__WHAT THE EXERCISE ASKS__. Where a line contains the word "wiring", copy that line in full.

# Start of EXTRACTED INFORMATION

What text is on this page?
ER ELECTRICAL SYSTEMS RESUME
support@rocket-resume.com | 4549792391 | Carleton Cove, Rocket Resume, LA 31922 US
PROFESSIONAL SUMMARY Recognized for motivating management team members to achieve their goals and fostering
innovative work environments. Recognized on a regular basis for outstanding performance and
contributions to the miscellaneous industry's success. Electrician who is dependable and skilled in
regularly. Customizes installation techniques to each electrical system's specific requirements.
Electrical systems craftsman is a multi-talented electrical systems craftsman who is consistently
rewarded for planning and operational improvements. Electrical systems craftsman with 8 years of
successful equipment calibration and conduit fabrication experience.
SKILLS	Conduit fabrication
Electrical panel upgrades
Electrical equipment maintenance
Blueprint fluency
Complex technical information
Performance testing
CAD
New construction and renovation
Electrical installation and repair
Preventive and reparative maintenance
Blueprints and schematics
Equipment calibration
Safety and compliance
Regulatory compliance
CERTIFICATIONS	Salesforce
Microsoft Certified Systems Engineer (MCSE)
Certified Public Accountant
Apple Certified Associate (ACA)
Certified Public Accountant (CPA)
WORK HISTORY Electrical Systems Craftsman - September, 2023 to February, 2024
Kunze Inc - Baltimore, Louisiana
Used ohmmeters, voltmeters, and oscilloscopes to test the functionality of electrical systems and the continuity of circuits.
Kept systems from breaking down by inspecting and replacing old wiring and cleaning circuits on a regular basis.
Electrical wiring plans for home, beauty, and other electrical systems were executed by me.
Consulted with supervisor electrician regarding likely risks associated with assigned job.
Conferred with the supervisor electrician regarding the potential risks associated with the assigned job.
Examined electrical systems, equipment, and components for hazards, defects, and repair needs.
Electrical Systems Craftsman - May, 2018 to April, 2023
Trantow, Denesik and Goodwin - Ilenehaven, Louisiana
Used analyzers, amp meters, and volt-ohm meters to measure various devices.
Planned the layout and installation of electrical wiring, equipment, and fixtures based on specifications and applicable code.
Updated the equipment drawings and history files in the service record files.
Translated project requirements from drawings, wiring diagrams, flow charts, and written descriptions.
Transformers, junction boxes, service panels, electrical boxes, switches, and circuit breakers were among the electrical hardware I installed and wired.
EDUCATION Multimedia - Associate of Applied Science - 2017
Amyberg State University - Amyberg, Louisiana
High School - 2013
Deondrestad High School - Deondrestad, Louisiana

# End of EXTRACTED INFORMATION

__EXERCISE OUTPUT__.
Kept systems from breaking down by inspecting and replacing old wiring and cleaning circuits on a regular basis.
Electrical wiring plans for home, beauty, and other electrical systems were executed by me.
Planned the layout and installation of electrical wiring, equipment, and fixtures based on specifications and applicable code.
Translated project requirements from drawings, wiring diagrams, flow charts, and written descriptions.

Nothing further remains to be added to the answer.